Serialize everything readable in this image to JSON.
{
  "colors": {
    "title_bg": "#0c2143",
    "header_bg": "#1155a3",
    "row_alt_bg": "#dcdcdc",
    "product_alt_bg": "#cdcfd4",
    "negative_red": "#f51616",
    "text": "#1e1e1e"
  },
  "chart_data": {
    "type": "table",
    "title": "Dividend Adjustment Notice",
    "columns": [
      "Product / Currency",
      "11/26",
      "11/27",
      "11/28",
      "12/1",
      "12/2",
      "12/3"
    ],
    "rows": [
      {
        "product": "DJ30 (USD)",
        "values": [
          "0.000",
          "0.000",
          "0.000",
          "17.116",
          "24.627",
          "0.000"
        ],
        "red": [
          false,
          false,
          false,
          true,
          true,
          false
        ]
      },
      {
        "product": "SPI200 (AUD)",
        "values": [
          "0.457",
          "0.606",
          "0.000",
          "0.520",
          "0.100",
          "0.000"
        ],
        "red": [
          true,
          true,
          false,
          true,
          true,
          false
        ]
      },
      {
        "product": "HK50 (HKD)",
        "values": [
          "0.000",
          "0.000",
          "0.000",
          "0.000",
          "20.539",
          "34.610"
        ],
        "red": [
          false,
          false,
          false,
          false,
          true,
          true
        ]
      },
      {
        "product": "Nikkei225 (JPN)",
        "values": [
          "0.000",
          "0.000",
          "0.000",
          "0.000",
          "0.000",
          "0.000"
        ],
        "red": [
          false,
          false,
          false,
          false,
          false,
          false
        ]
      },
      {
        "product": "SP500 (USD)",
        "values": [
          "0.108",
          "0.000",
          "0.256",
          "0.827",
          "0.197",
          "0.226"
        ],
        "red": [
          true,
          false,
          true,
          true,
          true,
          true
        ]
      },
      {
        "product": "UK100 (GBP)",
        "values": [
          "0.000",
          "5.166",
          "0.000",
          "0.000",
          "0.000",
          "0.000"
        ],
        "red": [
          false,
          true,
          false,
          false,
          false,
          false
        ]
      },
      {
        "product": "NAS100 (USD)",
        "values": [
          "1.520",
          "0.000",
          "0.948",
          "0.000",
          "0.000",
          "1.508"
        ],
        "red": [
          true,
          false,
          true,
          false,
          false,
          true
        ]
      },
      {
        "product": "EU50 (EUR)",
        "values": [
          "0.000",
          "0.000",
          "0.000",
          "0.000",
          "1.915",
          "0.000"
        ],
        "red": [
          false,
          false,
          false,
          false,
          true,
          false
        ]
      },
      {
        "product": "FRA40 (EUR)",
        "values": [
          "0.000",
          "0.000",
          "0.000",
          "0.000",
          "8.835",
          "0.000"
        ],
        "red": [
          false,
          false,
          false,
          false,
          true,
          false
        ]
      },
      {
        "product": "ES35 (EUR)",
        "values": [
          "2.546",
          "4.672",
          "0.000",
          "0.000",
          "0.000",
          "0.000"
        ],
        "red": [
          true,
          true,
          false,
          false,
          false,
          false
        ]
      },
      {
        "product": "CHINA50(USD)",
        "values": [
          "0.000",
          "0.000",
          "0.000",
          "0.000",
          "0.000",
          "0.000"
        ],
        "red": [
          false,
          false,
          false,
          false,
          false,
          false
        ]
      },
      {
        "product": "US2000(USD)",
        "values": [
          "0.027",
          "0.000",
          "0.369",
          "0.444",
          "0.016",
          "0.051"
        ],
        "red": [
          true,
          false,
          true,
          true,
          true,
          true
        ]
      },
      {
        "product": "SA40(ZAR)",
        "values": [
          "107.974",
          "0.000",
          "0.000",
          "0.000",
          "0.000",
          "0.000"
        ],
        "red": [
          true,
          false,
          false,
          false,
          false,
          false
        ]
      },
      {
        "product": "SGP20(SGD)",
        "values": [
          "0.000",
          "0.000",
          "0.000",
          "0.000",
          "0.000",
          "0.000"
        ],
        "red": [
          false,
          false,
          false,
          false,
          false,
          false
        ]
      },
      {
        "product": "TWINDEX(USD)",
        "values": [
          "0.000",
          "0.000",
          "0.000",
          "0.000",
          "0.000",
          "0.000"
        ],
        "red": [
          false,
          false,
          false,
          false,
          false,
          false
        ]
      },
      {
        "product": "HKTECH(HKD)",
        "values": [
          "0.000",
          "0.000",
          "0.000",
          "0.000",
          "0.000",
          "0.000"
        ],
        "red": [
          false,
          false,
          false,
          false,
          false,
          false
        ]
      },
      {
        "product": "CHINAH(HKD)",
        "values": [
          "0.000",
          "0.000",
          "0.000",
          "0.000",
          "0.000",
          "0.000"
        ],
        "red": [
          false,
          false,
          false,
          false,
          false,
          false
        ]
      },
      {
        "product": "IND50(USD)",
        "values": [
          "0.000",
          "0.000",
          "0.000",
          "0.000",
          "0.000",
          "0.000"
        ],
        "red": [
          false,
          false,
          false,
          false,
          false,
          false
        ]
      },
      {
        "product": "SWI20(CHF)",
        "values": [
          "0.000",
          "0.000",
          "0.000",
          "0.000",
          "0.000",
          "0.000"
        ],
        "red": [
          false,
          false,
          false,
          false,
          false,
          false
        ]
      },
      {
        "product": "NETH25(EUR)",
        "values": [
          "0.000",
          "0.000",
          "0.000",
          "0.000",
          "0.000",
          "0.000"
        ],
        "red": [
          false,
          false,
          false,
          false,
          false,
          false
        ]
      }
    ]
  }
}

What the task requires:
Your task is to transcribe the listing above in full, exactly as given.

Worked answer:
Serialize everything readable in this image to JSON.
{
  "colors": {
    "title_bg": "#0c2143",
    "header_bg": "#1155a3",
    "row_alt_bg": "#dcdcdc",
    "product_alt_bg": "#cdcfd4",
    "negative_red": "#f51616",
    "text": "#1e1e1e"
  },
  "chart_data": {
    "type": "table",
    "title": "Dividend Adjustment Notice",
    "columns": [
      "Product / Currency",
      "11/26",
      "11/27",
      "11/28",
      "12/1",
      "12/2",
      "12/3"
    ],
    "rows": [
      {
        "product": "DJ30 (USD)",
        "values": [
          "0.000",
          "0.000",
          "0.000",
          "17.116",
          "24.627",
          "0.000"
        ],
        "red": [
          false,
          false,
          false,
          true,
          true,
          false
        ]
      },
      {
        "product": "SPI200 (AUD)",
        "values": [
          "0.457",
          "0.606",
          "0.000",
          "0.520",
          "0.100",
          "0.000"
        ],
        "red": [
          true,
          true,
          false,
          true,
          true,
          false
        ]
      },
      {
        "product": "HK50 (HKD)",
        "values": [
          "0.000",
          "0.000",
          "0.000",
          "0.000",
          "20.539",
          "34.610"
        ],
        "red": [
          false,
          false,
          false,
          false,
          true,
          true
        ]
      },
      {
        "product": "Nikkei225 (JPN)",
        "values": [
          "0.000",
          "0.000",
          "0.000",
          "0.000",
          "0.000",
          "0.000"
        ],
        "red": [
          false,
          false,
          false,
          false,
          false,
          false
        ]
      },
      {
        "product": "SP500 (USD)",
        "values": [
          "0.108",
          "0.000",
          "0.256",
          "0.827",
          "0.197",
          "0.226"
        ],
        "red": [
          true,
          false,
          true,
          true,
          true,
          true
        ]
      },
      {
        "product": "UK100 (GBP)",
        "values": [
          "0.000",
          "5.166",
          "0.000",
          "0.000",
          "0.000",
          "0.000"
        ],
        "red": [
          false,
          true,
          false,
          false,
          false,
          false
        ]
      },
      {
        "product": "NAS100 (USD)",
        "values": [
          "1.520",
          "0.000",
          "0.948",
          "0.000",
          "0.000",
          "1.508"
        ],
        "red": [
          true,
          false,
          true,
          false,
          false,
          true
        ]
      },
      {
        "product": "EU50 (EUR)",
        "values": [
          "0.000",
          "0.000",
          "0.000",
          "0.000",
          "1.915",
          "0.000"
        ],
        "red": [
          false,
          false,
          false,
          false,
          true,
          false
        ]
      },
      {
        "product": "FRA40 (EUR)",
        "values": [
          "0.000",
          "0.000",
          "0.000",
          "0.000",
          "8.835",
          "0.000"
        ],
        "red": [
          false,
          false,
          false,
          false,
          true,
          false
        ]
      },
      {
        "product": "ES35 (EUR)",
        "values": [
          "2.546",
          "4.672",
          "0.000",
          "0.000",
          "0.000",
          "0.000"
        ],
        "red": [
          true,
          true,
          false,
          false,
          false,
          false
        ]
      },
      {
        "product": "CHINA50(USD)",
        "values": [
          "0.000",
          "0.000",
          "0.000",
          "0.000",
          "0.000",
          "0.000"
        ],
        "red": [
          false,
          false,
          false,
          false,
          false,
          false
        ]
      },
      {
        "product": "US2000(USD)",
        "values": [
          "0.027",
          "0.000",
          "0.369",
          "0.444",
          "0.016",
          "0.051"
        ],
        "red": [
          true,
          false,
          true,
          true,
          true,
          true
        ]
      },
      {
        "product": "SA40(ZAR)",
        "values": [
          "107.974",
          "0.000",
          "0.000",
          "0.000",
          "0.000",
          "0.000"
        ],
        "red": [
          true,
          false,
          false,
          false,
          false,
          false
        ]
      },
      {
        "product": "SGP20(SGD)",
        "values": [
          "0.000",
          "0.000",
          "0.000",
          "0.000",
          "0.000",
          "0.000"
        ],
        "red": [
          false,
          false,
          false,
          false,
          false,
          false
        ]
      },
      {
        "product": "TWINDEX(USD)",
        "values": [
          "0.000",
          "0.000",
          "0.000",
          "0.000",
          "0.000",
          "0.000"
        ],
        "red": [
          false,
          false,
          false,
          false,
          false,
          false
        ]
      },
      {
        "product": "HKTECH(HKD)",
        "values": [
          "0.000",
          "0.000",
          "0.000",
          "0.000",
          "0.000",
          "0.000"
        ],
        "red": [
          false,
          false,
          false,
          false,
          false,
          false
        ]
      },
      {
        "product": "CHINAH(HKD)",
        "values": [
          "0.000",
          "0.000",
          "0.000",
          "0.000",
          "0.000",
          "0.000"
        ],
        "red": [
          false,
          false,
          false,
          false,
          false,
          false
        ]
      },
      {
        "product": "IND50(USD)",
        "values": [
          "0.000",
          "0.000",
          "0.000",
          "0.000",
          "0.000",
          "0.000"
        ],
        "red": [
          false,
          false,
          false,
          false,
          false,
          false
        ]
      },
      {
        "product": "SWI20(CHF)",
        "values": [
          "0.000",
          "0.000",
          "0.000",
          "0.000",
          "0.000",
          "0.000"
        ],
        "red": [
          false,
          false,
          false,
          false,
          false,
          false
        ]
      },
      {
        "product": "NETH25(EUR)",
        "values": [
          "0.000",
          "0.000",
          "0.000",
          "0.000",
          "0.000",
          "0.000"
        ],
        "red": [
          false,
          false,
          false,
          false,
          false,
          false
        ]
      }
    ]
  }
}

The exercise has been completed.